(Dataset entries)
<<<<

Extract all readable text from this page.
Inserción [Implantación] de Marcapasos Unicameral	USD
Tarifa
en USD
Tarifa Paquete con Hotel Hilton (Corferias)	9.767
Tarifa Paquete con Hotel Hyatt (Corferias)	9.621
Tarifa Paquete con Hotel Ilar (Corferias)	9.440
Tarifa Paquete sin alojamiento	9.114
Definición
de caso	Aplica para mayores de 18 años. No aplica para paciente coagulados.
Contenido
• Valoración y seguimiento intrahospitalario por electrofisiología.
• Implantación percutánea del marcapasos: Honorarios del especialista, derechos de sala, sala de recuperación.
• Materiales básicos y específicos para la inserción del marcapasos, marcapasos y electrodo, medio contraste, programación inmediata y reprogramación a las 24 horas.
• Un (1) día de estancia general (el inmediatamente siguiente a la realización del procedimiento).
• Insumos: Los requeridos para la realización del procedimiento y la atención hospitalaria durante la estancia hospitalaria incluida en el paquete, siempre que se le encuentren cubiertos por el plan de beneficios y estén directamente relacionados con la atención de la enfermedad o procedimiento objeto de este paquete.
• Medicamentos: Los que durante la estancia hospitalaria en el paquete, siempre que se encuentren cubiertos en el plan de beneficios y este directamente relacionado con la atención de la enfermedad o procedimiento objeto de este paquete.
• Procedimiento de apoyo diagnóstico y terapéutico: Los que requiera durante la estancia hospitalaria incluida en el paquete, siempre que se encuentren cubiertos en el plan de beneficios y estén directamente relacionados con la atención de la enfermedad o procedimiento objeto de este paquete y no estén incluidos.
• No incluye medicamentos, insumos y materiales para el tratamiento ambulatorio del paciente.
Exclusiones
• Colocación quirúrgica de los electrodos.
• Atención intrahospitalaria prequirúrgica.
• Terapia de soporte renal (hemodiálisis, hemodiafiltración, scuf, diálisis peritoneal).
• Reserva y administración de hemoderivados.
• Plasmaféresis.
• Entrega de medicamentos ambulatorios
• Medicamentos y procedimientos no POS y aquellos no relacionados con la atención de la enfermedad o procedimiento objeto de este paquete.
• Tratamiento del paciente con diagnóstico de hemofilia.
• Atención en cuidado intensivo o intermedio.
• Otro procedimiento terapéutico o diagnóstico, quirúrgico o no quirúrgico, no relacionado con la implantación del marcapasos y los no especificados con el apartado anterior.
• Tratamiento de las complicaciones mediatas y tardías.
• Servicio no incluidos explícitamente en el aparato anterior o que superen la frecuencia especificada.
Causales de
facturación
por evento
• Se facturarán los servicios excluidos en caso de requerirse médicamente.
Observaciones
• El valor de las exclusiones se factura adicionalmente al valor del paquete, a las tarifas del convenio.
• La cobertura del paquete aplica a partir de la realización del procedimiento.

>>>>

• **YOUR TASK**
Check each line of the data above for the string "cubiertos" and report only how many lines have it.

• **OUTPUT**
3